WORK TO COMPLETE –
Look for the string "right" in every line, and copy each line that has it.
━━━━━━━━━━━━━━━━
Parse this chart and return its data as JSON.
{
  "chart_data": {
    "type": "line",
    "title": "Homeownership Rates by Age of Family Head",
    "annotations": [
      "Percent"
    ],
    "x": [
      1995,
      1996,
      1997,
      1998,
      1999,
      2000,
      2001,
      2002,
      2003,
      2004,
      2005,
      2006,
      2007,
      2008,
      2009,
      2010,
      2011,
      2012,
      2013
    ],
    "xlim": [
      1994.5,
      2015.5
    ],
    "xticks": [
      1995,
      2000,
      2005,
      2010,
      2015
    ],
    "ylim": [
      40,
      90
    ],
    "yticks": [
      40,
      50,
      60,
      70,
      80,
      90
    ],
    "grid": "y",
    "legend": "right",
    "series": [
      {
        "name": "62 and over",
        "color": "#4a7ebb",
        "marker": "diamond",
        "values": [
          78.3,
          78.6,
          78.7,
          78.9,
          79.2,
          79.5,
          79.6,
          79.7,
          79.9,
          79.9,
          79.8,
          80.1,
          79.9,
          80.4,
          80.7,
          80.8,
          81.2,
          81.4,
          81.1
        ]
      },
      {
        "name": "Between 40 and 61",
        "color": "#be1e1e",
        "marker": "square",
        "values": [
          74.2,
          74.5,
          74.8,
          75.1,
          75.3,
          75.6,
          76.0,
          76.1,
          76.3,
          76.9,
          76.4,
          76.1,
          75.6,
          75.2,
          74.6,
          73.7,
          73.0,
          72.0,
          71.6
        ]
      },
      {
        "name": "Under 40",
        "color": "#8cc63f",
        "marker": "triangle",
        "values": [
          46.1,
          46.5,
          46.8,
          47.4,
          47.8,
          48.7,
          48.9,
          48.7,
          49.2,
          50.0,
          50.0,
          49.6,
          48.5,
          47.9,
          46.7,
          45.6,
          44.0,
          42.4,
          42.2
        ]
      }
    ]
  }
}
━━━━━━━━━━━━━━━━
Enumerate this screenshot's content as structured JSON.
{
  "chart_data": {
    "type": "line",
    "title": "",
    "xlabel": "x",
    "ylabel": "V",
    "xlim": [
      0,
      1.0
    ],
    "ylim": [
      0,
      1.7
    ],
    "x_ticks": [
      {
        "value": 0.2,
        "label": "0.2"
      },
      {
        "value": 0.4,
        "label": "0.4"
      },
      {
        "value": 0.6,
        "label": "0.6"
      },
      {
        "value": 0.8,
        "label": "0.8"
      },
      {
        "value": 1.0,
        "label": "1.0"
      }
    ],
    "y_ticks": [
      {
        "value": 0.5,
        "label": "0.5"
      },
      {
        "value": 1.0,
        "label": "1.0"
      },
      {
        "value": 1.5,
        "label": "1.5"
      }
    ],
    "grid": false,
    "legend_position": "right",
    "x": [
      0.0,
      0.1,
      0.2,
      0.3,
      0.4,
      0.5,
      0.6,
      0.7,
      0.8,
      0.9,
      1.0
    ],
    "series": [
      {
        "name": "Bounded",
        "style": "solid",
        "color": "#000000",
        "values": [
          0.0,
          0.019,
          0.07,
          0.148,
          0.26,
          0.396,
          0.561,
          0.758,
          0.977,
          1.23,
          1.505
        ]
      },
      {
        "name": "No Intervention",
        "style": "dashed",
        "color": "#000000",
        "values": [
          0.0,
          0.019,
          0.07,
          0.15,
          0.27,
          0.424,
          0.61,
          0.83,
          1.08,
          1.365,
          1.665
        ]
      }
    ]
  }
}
━━━━━━━━━━━━━━━━
WRITTEN SOLUTION –
    "legend": "right",
    "legend_position": "right",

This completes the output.